(Collection entries)
start

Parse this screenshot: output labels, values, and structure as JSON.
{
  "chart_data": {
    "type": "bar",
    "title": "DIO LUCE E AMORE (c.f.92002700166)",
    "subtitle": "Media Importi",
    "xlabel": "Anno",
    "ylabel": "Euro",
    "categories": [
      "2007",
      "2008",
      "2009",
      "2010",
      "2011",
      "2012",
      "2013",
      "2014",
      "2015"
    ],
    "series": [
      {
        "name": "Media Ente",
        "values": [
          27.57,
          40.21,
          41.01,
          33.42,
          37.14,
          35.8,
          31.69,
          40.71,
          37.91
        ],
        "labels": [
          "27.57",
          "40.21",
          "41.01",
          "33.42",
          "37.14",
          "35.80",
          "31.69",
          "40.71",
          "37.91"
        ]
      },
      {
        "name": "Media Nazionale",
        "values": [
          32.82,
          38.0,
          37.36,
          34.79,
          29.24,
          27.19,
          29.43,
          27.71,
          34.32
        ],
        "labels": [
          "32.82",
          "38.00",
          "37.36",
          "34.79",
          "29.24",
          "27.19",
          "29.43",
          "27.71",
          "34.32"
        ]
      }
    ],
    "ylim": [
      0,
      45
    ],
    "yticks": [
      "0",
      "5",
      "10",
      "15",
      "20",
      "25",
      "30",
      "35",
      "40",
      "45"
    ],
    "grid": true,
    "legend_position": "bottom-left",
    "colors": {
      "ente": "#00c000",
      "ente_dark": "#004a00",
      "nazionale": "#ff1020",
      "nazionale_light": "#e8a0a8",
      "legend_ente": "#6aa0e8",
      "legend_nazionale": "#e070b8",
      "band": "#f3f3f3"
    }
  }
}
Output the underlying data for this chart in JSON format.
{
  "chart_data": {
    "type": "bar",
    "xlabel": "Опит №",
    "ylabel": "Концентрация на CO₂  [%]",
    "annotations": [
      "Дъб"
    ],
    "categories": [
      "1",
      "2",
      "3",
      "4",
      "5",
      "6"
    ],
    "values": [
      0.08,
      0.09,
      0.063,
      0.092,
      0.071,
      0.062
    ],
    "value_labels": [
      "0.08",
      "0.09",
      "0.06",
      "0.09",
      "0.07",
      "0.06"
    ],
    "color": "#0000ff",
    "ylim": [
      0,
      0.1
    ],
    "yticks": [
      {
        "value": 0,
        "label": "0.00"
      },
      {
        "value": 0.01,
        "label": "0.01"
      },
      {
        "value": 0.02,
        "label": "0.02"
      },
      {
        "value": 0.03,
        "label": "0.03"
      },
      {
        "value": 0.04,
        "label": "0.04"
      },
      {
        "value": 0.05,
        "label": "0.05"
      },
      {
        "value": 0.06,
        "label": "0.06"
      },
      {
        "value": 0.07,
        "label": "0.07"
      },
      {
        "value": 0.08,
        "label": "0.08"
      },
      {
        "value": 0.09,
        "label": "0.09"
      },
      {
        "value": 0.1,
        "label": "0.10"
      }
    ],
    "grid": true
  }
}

end

> **WHAT YOU WILL DO**: Check each line of the listing above for the string "Media", then report only how many lines have it.

> **SOLVED PROBLEM**: 3